[Stated goal]
Start at the line containing "Extract all readable text from this page." and transcribe every line exactly through the end of the records below, and only those lines.

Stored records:
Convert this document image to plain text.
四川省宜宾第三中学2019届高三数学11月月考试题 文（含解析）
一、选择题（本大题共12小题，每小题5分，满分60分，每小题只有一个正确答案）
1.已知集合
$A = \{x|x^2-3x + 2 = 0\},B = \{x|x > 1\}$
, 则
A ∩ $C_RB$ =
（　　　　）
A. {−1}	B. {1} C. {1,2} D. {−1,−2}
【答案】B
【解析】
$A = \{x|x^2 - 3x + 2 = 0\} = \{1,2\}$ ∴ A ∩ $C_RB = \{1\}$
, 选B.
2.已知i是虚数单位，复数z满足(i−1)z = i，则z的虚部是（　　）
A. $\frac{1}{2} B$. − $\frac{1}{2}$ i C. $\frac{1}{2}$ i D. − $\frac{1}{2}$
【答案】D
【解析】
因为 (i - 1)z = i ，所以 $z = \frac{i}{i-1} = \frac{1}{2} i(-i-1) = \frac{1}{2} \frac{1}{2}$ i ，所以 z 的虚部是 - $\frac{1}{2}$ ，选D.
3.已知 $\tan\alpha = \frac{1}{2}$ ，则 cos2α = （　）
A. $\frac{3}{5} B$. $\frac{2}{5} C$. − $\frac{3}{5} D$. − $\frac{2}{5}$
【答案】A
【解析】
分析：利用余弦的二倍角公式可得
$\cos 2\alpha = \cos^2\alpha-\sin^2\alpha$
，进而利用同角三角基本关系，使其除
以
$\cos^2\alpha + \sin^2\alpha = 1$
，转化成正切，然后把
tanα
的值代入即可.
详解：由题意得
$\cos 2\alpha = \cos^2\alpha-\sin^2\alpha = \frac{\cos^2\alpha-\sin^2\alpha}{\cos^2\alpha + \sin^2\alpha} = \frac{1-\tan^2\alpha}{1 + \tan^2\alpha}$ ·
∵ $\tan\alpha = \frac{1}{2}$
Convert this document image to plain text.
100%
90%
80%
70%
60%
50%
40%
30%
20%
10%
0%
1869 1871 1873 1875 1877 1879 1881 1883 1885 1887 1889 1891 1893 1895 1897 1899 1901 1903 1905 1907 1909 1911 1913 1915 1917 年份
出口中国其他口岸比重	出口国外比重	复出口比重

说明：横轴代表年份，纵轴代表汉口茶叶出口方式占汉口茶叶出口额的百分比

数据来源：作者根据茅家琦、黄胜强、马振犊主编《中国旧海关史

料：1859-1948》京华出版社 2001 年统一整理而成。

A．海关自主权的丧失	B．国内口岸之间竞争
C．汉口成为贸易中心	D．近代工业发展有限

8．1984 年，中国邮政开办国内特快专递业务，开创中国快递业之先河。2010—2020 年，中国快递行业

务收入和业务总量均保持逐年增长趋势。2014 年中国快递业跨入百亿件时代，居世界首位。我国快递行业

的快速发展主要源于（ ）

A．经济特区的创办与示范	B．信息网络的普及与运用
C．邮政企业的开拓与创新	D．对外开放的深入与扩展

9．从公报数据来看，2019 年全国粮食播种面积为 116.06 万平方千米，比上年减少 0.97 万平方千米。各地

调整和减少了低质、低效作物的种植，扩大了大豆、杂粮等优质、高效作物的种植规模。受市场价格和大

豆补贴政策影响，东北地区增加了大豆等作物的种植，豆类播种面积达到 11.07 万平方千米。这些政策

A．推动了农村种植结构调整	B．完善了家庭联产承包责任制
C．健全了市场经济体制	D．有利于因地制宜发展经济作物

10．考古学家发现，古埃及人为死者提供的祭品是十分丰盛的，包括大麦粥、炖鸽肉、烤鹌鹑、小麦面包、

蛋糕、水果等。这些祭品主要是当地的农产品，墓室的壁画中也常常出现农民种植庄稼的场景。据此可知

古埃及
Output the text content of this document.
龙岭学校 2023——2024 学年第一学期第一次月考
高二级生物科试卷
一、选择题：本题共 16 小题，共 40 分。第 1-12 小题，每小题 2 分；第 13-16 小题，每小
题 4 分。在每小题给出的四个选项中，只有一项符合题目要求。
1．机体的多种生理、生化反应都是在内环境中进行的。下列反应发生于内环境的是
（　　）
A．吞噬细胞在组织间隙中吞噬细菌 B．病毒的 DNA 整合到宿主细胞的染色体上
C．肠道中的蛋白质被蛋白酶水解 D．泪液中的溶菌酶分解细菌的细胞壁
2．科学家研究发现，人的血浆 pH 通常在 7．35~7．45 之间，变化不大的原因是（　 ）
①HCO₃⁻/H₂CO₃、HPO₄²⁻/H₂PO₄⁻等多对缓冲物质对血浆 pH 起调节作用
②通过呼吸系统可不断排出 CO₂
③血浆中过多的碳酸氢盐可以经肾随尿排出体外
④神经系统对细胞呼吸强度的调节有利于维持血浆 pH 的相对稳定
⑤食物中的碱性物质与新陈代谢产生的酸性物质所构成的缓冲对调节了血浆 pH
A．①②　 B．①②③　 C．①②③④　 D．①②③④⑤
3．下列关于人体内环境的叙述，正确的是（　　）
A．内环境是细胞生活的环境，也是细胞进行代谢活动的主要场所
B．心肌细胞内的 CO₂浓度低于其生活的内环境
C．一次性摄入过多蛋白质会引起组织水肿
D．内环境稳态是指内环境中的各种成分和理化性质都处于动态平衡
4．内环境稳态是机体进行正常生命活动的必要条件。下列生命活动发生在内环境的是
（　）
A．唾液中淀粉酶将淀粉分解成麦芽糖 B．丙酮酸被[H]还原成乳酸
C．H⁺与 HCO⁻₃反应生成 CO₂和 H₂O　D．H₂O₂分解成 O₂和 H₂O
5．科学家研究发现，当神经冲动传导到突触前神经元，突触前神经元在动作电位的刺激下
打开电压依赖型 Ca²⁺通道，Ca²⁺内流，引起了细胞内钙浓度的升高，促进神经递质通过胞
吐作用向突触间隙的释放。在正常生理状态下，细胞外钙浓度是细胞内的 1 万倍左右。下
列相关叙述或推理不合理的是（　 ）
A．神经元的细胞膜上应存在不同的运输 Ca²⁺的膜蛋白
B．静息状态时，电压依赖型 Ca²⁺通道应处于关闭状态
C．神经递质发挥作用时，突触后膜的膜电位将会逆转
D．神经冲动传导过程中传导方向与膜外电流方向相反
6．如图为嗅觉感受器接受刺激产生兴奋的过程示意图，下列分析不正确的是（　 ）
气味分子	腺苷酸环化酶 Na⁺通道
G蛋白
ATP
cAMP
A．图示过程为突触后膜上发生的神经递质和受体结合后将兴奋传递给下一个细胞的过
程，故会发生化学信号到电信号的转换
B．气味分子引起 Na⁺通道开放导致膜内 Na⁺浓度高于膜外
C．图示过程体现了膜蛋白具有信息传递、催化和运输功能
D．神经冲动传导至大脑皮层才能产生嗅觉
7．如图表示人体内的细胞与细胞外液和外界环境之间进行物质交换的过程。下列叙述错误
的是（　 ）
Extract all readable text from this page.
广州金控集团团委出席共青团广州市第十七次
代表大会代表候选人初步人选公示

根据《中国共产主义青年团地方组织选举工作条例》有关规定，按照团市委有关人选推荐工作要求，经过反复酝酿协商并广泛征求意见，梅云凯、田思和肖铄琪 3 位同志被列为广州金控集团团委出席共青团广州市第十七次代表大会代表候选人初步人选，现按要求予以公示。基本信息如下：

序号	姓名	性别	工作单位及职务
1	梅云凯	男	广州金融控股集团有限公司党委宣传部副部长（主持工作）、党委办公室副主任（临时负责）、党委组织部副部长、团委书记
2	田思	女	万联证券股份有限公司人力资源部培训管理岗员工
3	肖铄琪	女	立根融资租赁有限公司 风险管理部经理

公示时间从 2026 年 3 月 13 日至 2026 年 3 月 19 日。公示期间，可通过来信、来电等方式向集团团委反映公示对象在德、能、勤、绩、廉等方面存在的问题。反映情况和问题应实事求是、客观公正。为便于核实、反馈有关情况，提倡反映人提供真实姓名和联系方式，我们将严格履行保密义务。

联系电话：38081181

[Answer to this task]
Extract all readable text from this page.
广州金控集团团委出席共青团广州市第十七次
代表大会代表候选人初步人选公示

根据《中国共产主义青年团地方组织选举工作条例》有关规定，按照团市委有关人选推荐工作要求，经过反复酝酿协商并广泛征求意见，梅云凯、田思和肖铄琪 3 位同志被列为广州金控集团团委出席共青团广州市第十七次代表大会代表候选人初步人选，现按要求予以公示。基本信息如下：

序号	姓名	性别	工作单位及职务
1	梅云凯	男	广州金融控股集团有限公司党委宣传部副部长（主持工作）、党委办公室副主任（临时负责）、党委组织部副部长、团委书记
2	田思	女	万联证券股份有限公司人力资源部培训管理岗员工
3	肖铄琪	女	立根融资租赁有限公司 风险管理部经理

公示时间从 2026 年 3 月 13 日至 2026 年 3 月 19 日。公示期间，可通过来信、来电等方式向集团团委反映公示对象在德、能、勤、绩、廉等方面存在的问题。反映情况和问题应实事求是、客观公正。为便于核实、反馈有关情况，提倡反映人提供真实姓名和联系方式，我们将严格履行保密义务。

联系电话：38081181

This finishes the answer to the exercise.